> Data records:
-- Start --

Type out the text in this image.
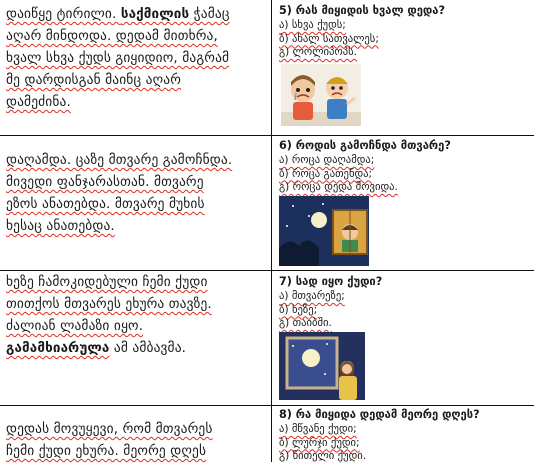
დაიწყე ტირილი. საქმილის ჭამაც
აღარ მინდოდა. დედამ მითხრა,
ხვალ სხვა ქუდს გიყიდიო, მაგრამ
მე დარდისგან მაინც აღარ
დამეძინა.
5) რას მიყიდის ხვალ დედა?
ა) სხვა ქუდს;
ბ) ახალ სათვალეს;
გ) ლოლიპოპს.
დაღამდა. ცაზე მთვარე გამოჩნდა.
მივედი ფანჯარასთან. მთვარე
ეზოს ანათებდა. მთვარე მუხის
ხესაც ანათებდა.
6) როდის გამოჩნდა მთვარე?
ა) როცა დაღამდა;
ბ) როცა გათენდა;
გ) როცა დედა მოვიდა.
ხეზე ჩამოკიდებული ჩემი ქუდი
თითქოს მთვარეს ეხურა თავზე.
ძალიან ლამაზი იყო.
გამამხიარულა ამ ამბავმა.
7) სად იყო ქუდი?
ა) მთვარეზე;
ბ) ხეზე;
გ) თაიბში.
დედას მოვუყევი, რომ მთვარეს
ჩემი ქუდი ეხურა. მეორე დღეს
8) რა მიყიდა დედამ მეორე დღეს?
ა) მწვანე ქუდი;
ბ) ლურჯი ქუდი;
გ) წითელი ქუდი.
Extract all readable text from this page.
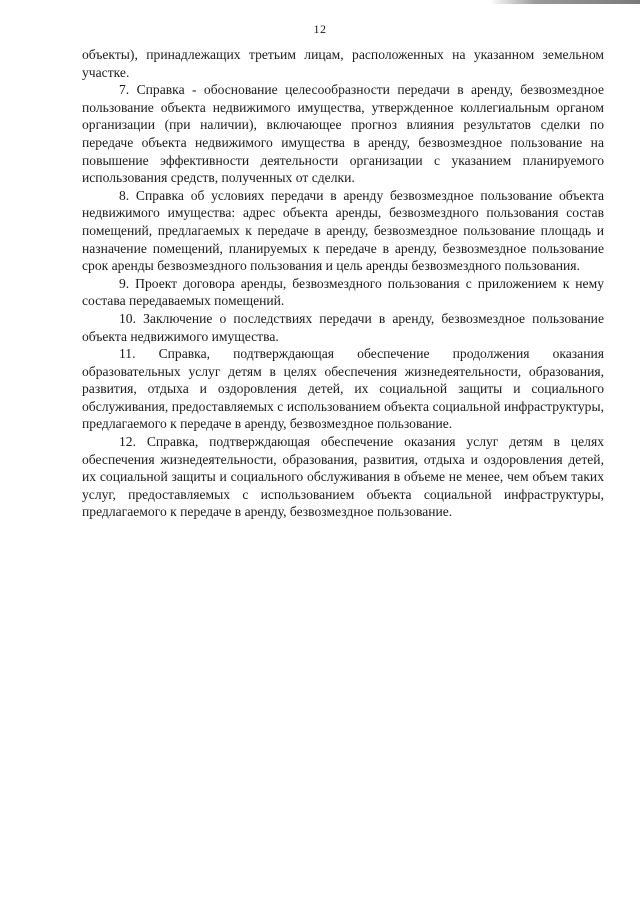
12

объекты), принадлежащих третьим лицам, расположенных на указанном земельном участке.

7. Справка - обоснование целесообразности передачи в аренду, безвозмездное пользование объекта недвижимого имущества, утвержденное коллегиальным органом организации (при наличии), включающее прогноз влияния результатов сделки по передаче объекта недвижимого имущества в аренду, безвозмездное пользование на повышение эффективности деятельности организации с указанием планируемого использования средств, полученных от сделки.

8. Справка об условиях передачи в аренду безвозмездное пользование объекта недвижимого имущества: адрес объекта аренды, безвозмездного пользования состав помещений, предлагаемых к передаче в аренду, безвозмездное пользование площадь и назначение помещений, планируемых к передаче в аренду, безвозмездное пользование срок аренды безвозмездного пользования и цель аренды безвозмездного пользования.

9. Проект договора аренды, безвозмездного пользования с приложением к нему состава передаваемых помещений.

10. Заключение о последствиях передачи в аренду, безвозмездное пользование объекта недвижимого имущества.

11. Справка, подтверждающая обеспечение продолжения оказания образовательных услуг детям в целях обеспечения жизнедеятельности, образования, развития, отдыха и оздоровления детей, их социальной защиты и социального обслуживания, предоставляемых с использованием объекта социальной инфраструктуры, предлагаемого к передаче в аренду, безвозмездное пользование.

12. Справка, подтверждающая обеспечение оказания услуг детям в целях обеспечения жизнедеятельности, образования, развития, отдыха и оздоровления детей, их социальной защиты и социального обслуживания в объеме не менее, чем объем таких услуг, предоставляемых с использованием объекта социальной инфраструктуры, предлагаемого к передаче в аренду, безвозмездное пользование.
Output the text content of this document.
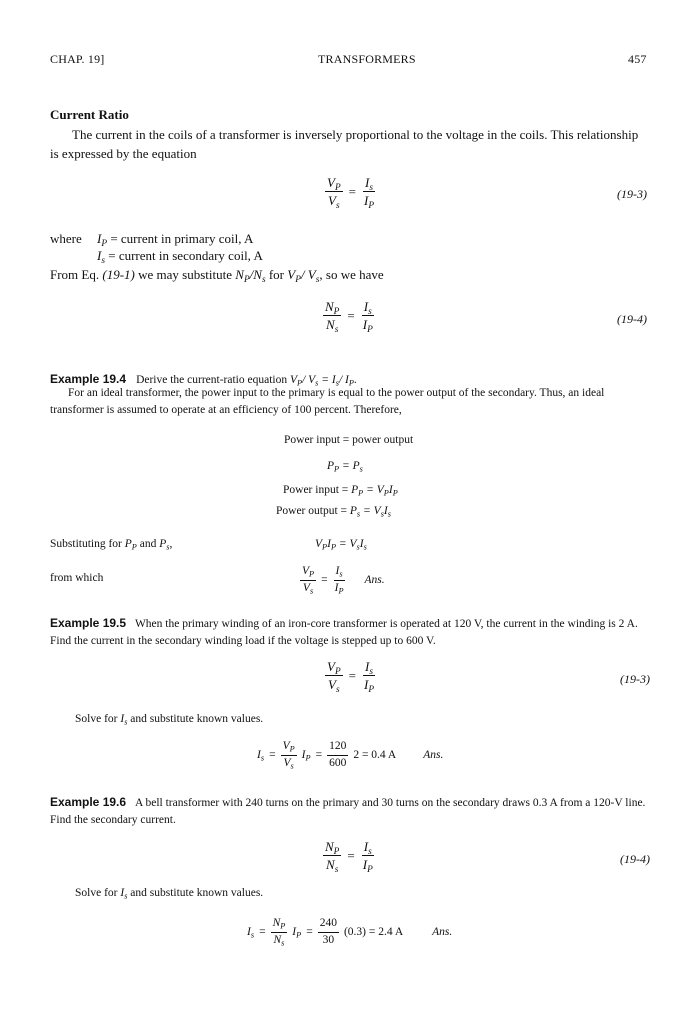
CHAP. 19]	TRANSFORMERS	457
Current Ratio
The current in the coils of a transformer is inversely proportional to the voltage in the coils. This relationship is expressed by the equation
$\frac{V_P}{V_s} = \frac{I_s}{I_P}$	(19-3)
where $I_P$ = current in primary coil, A
$I_s$ = current in secondary coil, A
From Eq. (19-1) we may substitute $N_P/N_s$ for $V_P/$ $V_s$, so we have
$\frac{N_P}{N_s} = \frac{I_s}{I_P}$	(19-4)
Example 19.4 Derive the current-ratio equation $V_P/$ $V_s = I_s/$ $I_P$.
For an ideal transformer, the power input to the primary is equal to the power output of the secondary. Thus, an ideal transformer is assumed to operate at an efficiency of 100 percent. Therefore,
Power input = power output
$P_P = P_s$
Power input = $P_P = V_PI_P$
Power output = $P_s = V_sI_s$
Substituting for $P_P$ and $P_s$,	$V_PI_P = V_sI_s$
from which	$\frac{V_P}{V_s} = \frac{I_s}{I_P}$ Ans.
Example 19.5 When the primary winding of an iron-core transformer is operated at 120 V, the current in the winding is 2 A. Find the current in the secondary winding load if the voltage is stepped up to 600 V.
$\frac{V_P}{V_s} = \frac{I_s}{I_P}$	(19-3)
Solve for $I_s$ and substitute known values.
$I_s = \frac{V_P}{V_s} I_P = \frac{120}{600} 2 = 0.4$ A Ans.
Example 19.6 A bell transformer with 240 turns on the primary and 30 turns on the secondary draws 0.3 A from a 120-V line. Find the secondary current.
$\frac{N_P}{N_s} = \frac{I_s}{I_P}$	(19-4)
Solve for $I_s$ and substitute known values.
$I_s = \frac{N_P}{N_s} I_P = \frac{240}{30} (0.3) = 2.4$ A	Ans.
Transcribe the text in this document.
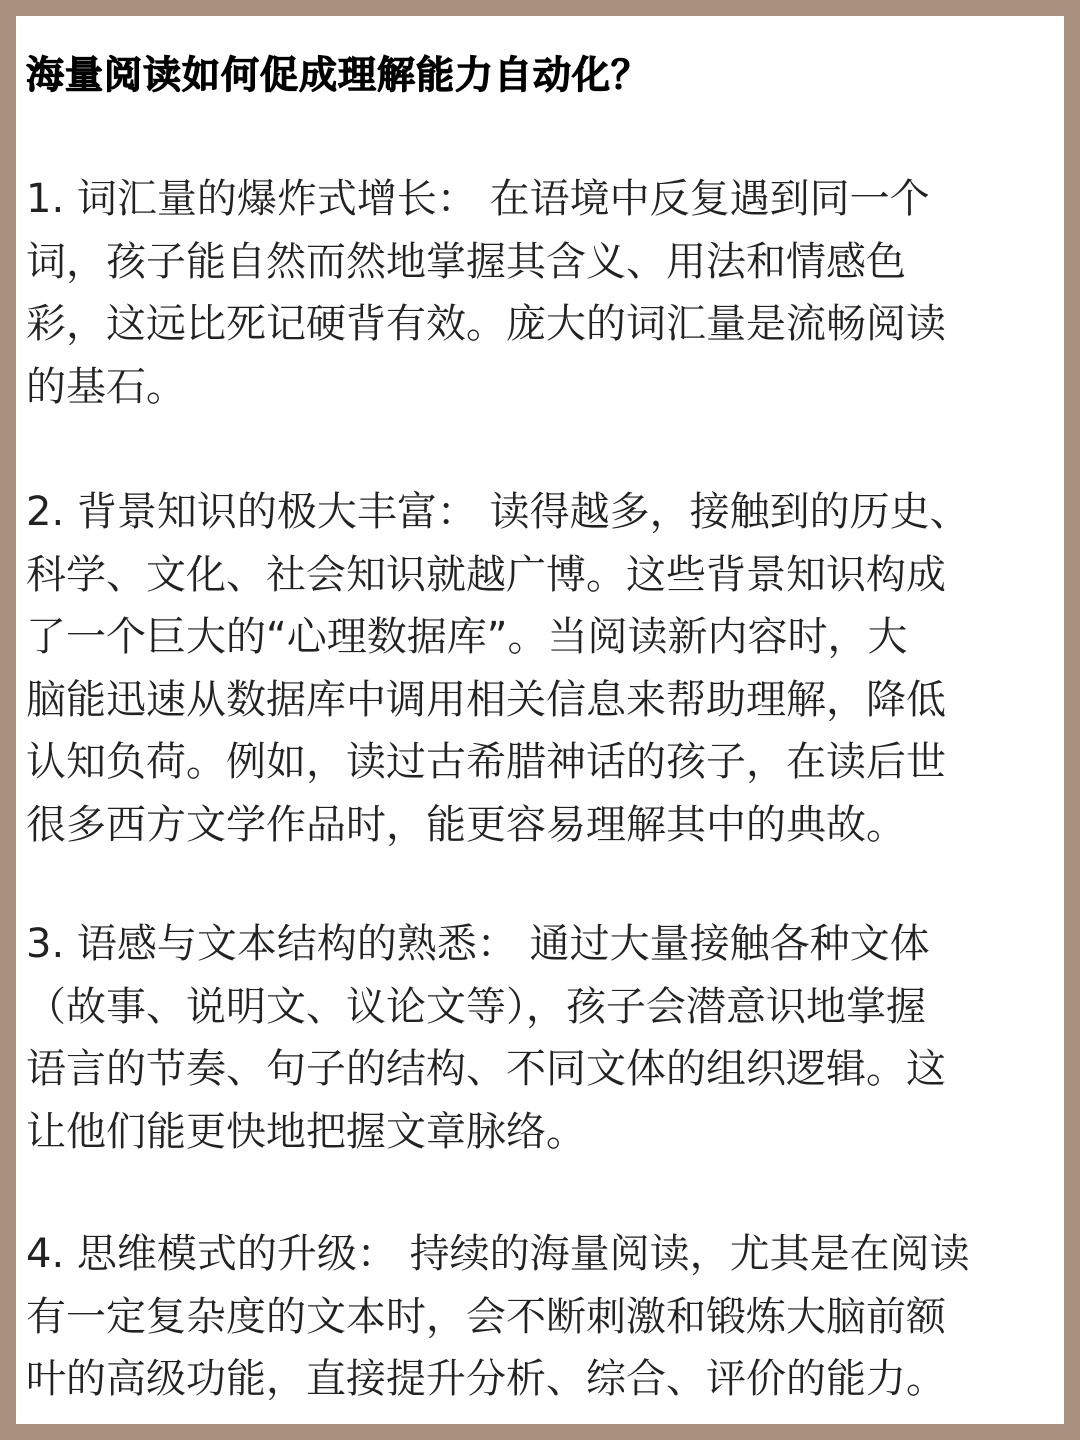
海量阅读如何促成理解能力自动化？
1. 词汇量的爆炸式增长： 在语境中反复遇到同一个
词，孩子能自然而然地掌握其含义、用法和情感色
彩，这远比死记硬背有效。庞大的词汇量是流畅阅读
的基石。
2. 背景知识的极大丰富： 读得越多，接触到的历史、
科学、文化、社会知识就越广博。这些背景知识构成
了一个巨大的“心理数据库”。当阅读新内容时，大
脑能迅速从数据库中调用相关信息来帮助理解，降低
认知负荷。例如，读过古希腊神话的孩子，在读后世
很多西方文学作品时，能更容易理解其中的典故。
3. 语感与文本结构的熟悉： 通过大量接触各种文体
（故事、说明文、议论文等），孩子会潜意识地掌握
语言的节奏、句子的结构、不同文体的组织逻辑。这
让他们能更快地把握文章脉络。
4. 思维模式的升级： 持续的海量阅读，尤其是在阅读
有一定复杂度的文本时，会不断刺激和锻炼大脑前额
叶的高级功能，直接提升分析、综合、评价的能力。
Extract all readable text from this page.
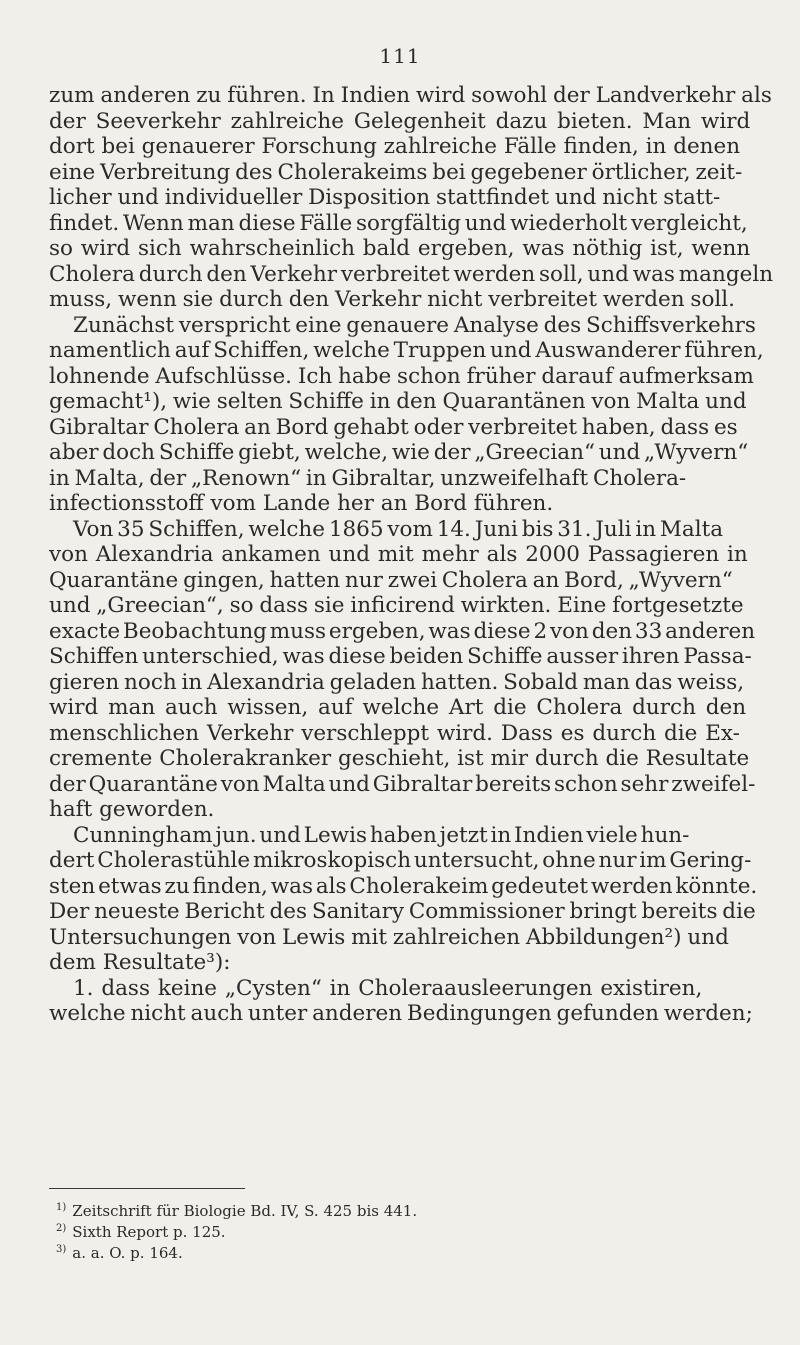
111
zum anderen zu führen. In Indien wird sowohl der Landverkehr als
der Seeverkehr zahlreiche Gelegenheit dazu bieten. Man wird
dort bei genauerer Forschung zahlreiche Fälle finden, in denen
eine Verbreitung des Cholerakeims bei gegebener örtlicher, zeit-
licher und individueller Disposition stattfindet und nicht statt-
findet. Wenn man diese Fälle sorgfältig und wiederholt vergleicht,
so wird sich wahrscheinlich bald ergeben, was nöthig ist, wenn
Cholera durch den Verkehr verbreitet werden soll, und was mangeln
muss, wenn sie durch den Verkehr nicht verbreitet werden soll.
Zunächst verspricht eine genauere Analyse des Schiffsverkehrs
namentlich auf Schiffen, welche Truppen und Auswanderer führen,
lohnende Aufschlüsse. Ich habe schon früher darauf aufmerksam
gemacht¹), wie selten Schiffe in den Quarantänen von Malta und
Gibraltar Cholera an Bord gehabt oder verbreitet haben, dass es
aber doch Schiffe giebt, welche, wie der „Greecian“ und „Wyvern“
in Malta, der „Renown“ in Gibraltar, unzweifelhaft Cholera-
infectionsstoff vom Lande her an Bord führen.
Von 35 Schiffen, welche 1865 vom 14. Juni bis 31. Juli in Malta
von Alexandria ankamen und mit mehr als 2000 Passagieren in
Quarantäne gingen, hatten nur zwei Cholera an Bord, „Wyvern“
und „Greecian“, so dass sie inficirend wirkten. Eine fortgesetzte
exacte Beobachtung muss ergeben, was diese 2 von den 33 anderen
Schiffen unterschied, was diese beiden Schiffe ausser ihren Passa-
gieren noch in Alexandria geladen hatten. Sobald man das weiss,
wird man auch wissen, auf welche Art die Cholera durch den
menschlichen Verkehr verschleppt wird. Dass es durch die Ex-
cremente Cholerakranker geschieht, ist mir durch die Resultate
der Quarantäne von Malta und Gibraltar bereits schon sehr zweifel-
haft geworden.
Cunningham jun. und Lewis haben jetzt in Indien viele hun-
dert Cholerastühle mikroskopisch untersucht, ohne nur im Gering-
sten etwas zu finden, was als Cholerakeim gedeutet werden könnte.
Der neueste Bericht des Sanitary Commissioner bringt bereits die
Untersuchungen von Lewis mit zahlreichen Abbildungen²) und
dem Resultate³):
1. dass keine „Cysten“ in Choleraausleerungen existiren,
welche nicht auch unter anderen Bedingungen gefunden werden;
$^{1)}$ Zeitschrift für Biologie Bd. IV, S. 425 bis 441.
$^{2)}$ Sixth Report p. 125.
$^{3)}$ a. a. O. p. 164.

-- End --

Select from the material above each line in which the string "diese" appears, and list those lines.

> RESULT BELOW:
findet. Wenn man diese Fälle sorgfältig und wiederholt vergleicht,
exacte Beobachtung muss ergeben, was diese 2 von den 33 anderen
Schiffen unterschied, was diese beiden Schiffe ausser ihren Passa-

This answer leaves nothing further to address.